▶ **RECORD EXCERPTS**
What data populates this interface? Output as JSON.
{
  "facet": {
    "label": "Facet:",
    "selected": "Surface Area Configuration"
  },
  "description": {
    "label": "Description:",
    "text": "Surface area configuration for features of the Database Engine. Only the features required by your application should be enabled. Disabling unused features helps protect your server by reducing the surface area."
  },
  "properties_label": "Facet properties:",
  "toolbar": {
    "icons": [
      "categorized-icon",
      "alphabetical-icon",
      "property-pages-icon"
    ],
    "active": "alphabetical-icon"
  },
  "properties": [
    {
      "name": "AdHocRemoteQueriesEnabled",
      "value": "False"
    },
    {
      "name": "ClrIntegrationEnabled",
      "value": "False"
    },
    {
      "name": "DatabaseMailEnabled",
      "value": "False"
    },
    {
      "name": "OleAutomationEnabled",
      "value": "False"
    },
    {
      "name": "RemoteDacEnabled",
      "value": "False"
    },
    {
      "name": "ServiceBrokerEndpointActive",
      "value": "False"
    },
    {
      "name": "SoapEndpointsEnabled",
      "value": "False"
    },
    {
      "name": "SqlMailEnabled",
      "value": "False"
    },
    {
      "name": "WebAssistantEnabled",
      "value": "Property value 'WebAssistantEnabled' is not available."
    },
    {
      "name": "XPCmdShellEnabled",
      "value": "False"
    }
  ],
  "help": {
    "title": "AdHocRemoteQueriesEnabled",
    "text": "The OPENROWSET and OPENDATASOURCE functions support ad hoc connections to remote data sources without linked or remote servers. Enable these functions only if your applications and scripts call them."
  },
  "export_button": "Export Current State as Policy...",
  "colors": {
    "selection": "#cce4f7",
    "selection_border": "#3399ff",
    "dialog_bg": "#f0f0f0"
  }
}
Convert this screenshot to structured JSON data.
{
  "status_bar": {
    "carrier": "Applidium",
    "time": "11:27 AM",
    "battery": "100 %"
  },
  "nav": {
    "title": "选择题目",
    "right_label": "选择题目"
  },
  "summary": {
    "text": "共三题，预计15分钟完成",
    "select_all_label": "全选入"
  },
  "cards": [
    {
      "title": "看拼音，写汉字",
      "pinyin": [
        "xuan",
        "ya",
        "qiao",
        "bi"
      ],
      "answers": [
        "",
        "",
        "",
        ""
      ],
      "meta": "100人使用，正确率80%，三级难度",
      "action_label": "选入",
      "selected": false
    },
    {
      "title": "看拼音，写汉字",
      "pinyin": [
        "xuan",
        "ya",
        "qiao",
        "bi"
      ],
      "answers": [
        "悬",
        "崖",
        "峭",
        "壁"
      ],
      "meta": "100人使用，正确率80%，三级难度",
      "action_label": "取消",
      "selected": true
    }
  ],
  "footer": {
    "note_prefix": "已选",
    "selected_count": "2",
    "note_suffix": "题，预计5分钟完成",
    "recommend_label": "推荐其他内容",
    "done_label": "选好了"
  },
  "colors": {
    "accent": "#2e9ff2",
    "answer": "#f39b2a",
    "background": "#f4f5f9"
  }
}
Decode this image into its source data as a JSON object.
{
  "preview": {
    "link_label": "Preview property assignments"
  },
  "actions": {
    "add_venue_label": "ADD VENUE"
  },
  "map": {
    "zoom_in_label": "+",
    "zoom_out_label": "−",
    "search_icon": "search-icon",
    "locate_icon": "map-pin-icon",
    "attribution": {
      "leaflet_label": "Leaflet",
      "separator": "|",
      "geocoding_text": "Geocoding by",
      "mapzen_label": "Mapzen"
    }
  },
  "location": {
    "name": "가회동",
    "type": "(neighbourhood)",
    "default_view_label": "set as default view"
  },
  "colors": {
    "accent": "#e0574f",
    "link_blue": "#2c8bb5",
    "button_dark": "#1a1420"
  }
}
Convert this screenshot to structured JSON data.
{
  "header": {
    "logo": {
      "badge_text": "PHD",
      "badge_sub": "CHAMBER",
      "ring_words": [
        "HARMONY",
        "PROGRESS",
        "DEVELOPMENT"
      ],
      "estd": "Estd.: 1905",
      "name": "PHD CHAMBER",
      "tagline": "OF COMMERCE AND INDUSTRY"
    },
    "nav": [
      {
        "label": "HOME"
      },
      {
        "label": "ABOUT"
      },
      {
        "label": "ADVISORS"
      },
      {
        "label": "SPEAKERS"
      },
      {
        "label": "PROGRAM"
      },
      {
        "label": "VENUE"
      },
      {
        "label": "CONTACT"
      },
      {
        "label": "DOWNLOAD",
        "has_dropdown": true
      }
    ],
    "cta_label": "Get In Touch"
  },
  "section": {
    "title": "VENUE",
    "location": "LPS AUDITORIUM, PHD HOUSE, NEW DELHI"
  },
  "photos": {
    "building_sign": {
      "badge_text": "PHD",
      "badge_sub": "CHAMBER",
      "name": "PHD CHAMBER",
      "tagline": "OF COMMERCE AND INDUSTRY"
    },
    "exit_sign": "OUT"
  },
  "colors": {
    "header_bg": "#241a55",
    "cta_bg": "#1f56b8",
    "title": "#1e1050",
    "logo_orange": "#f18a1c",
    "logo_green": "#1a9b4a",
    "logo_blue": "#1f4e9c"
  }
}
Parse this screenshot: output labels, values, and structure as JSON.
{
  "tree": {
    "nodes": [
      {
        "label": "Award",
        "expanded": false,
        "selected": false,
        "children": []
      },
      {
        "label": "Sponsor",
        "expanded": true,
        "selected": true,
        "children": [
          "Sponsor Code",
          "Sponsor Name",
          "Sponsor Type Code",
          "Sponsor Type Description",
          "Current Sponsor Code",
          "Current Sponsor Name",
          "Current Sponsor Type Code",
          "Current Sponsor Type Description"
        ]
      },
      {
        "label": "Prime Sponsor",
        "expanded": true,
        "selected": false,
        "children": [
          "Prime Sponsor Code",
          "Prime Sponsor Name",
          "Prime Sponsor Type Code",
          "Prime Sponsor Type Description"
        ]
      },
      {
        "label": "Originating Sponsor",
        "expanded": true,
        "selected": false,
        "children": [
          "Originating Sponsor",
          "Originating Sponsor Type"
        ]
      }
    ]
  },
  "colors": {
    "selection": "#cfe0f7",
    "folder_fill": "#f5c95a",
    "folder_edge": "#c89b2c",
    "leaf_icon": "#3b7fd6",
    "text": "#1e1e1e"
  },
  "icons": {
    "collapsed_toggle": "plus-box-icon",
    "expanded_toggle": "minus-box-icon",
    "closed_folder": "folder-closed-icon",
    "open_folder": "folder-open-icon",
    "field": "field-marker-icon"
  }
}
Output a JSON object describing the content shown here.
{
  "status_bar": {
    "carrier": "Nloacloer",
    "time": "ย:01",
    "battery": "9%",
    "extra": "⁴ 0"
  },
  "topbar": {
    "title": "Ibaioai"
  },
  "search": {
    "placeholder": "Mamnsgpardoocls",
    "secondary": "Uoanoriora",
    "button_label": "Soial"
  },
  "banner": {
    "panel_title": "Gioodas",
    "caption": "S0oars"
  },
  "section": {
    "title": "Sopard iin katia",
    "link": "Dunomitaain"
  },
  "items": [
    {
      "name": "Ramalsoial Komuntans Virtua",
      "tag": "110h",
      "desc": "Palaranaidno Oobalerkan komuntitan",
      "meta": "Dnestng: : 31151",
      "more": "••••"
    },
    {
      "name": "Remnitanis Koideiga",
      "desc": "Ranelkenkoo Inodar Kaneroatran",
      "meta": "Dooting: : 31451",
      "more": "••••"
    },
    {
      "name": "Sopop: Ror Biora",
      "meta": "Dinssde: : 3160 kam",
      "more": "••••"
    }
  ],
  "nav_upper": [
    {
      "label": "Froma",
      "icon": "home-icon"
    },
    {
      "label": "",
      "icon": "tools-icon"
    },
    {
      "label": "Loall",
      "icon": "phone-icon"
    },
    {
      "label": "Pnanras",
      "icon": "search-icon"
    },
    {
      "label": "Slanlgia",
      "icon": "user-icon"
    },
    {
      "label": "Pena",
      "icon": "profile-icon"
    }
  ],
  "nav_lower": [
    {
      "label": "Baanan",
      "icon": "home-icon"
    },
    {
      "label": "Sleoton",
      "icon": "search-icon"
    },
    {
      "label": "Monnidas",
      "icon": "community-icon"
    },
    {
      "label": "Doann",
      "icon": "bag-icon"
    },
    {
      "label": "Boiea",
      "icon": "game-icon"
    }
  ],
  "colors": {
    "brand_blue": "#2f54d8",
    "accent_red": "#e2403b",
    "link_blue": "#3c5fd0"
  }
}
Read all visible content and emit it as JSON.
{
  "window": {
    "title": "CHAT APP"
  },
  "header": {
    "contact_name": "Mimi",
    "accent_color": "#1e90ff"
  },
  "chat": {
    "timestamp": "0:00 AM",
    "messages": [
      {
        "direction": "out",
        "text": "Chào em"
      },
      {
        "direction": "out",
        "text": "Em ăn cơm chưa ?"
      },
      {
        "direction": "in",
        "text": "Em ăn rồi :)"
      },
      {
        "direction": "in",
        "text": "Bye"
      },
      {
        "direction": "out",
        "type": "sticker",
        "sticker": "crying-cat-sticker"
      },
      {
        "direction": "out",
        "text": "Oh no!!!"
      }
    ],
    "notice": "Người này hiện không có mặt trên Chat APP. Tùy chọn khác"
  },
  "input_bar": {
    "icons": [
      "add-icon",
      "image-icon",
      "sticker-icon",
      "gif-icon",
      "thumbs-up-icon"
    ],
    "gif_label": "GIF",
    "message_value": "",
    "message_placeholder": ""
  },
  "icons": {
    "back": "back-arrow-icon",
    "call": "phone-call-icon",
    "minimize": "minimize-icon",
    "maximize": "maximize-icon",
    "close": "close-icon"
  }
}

▶ **YOUR INSTRUCTIONS**
Copy out each line in the listing that has the word "meta".

▶ **CORRECT RESPONSE**
      "meta": "100人使用，正确率80%，三级难度",
      "meta": "100人使用，正确率80%，三级难度",
      "meta": "Dnestng: : 31151",
      "meta": "Dooting: : 31451",
      "meta": "Dinssde: : 3160 kam",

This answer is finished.